start RECORDS FOR THE TASK
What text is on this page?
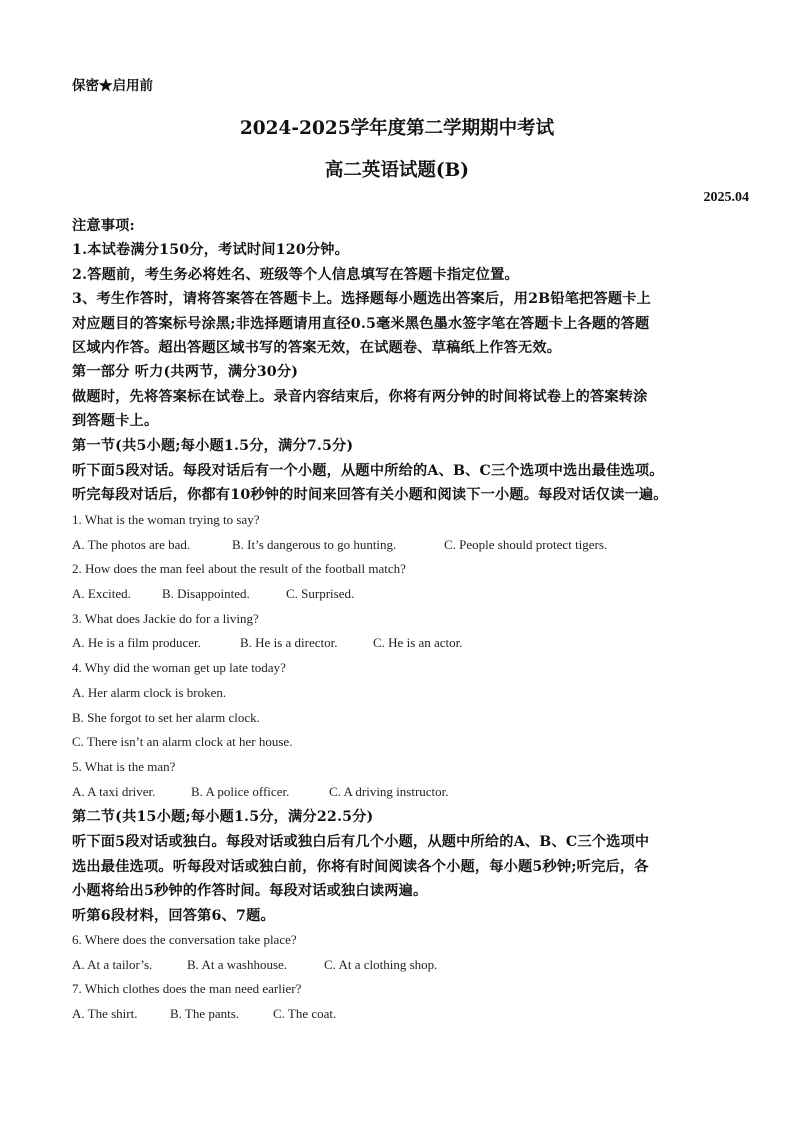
保密★启用前
2024-2025学年度第二学期期中考试
高二英语试题(B)
2025.04
注意事项:
1.本试卷满分150分，考试时间120分钟。
2.答题前，考生务必将姓名、班级等个人信息填写在答题卡指定位置。
3、考生作答时，请将答案答在答题卡上。选择题每小题选出答案后，用2B铅笔把答题卡上
对应题目的答案标号涂黑;非选择题请用直径0.5毫米黑色墨水签字笔在答题卡上各题的答题
区域内作答。超出答题区域书写的答案无效，在试题卷、草稿纸上作答无效。
第一部分 听力(共两节，满分30分)
做题时，先将答案标在试卷上。录音内容结束后，你将有两分钟的时间将试卷上的答案转涂
到答题卡上。
第一节(共5小题;每小题1.5分，满分7.5分)
听下面5段对话。每段对话后有一个小题，从题中所给的A、B、C三个选项中选出最佳选项。
听完每段对话后，你都有10秒钟的时间来回答有关小题和阅读下一小题。每段对话仅读一遍。
1. What is the woman trying to say?
A. The photos are bad.	B. It’s dangerous to go hunting.	C. People should protect tigers.
2. How does the man feel about the result of the football match?
A. Excited. B. Disappointed.	C. Surprised.
3. What does Jackie do for a living?
A. He is a film producer.	B. He is a director.	C. He is an actor.
4. Why did the woman get up late today?
A. Her alarm clock is broken.
B. She forgot to set her alarm clock.
C. There isn’t an alarm clock at her house.
5. What is the man?
A. A taxi driver.	B. A police officer.	C. A driving instructor.
第二节(共15小题;每小题1.5分，满分22.5分)
听下面5段对话或独白。每段对话或独白后有几个小题，从题中所给的A、B、C三个选项中
选出最佳选项。听每段对话或独白前，你将有时间阅读各个小题，每小题5秒钟;听完后，各
小题将给出5秒钟的作答时间。每段对话或独白读两遍。
听第6段材料，回答第6、7题。
6. Where does the conversation take place?
A. At a tailor’s.	B. At a washhouse.	C. At a clothing shop.
7. Which clothes does the man need earlier?
A. The shirt.	B. The pants.	C. The coat.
end RECORDS FOR THE TASK
Search the lines for the string "What" and copy every line that has it.

▶ [EXERCISE SOLUTION]
What text is on this page?
1. What is the woman trying to say?
3. What does Jackie do for a living?
5. What is the man?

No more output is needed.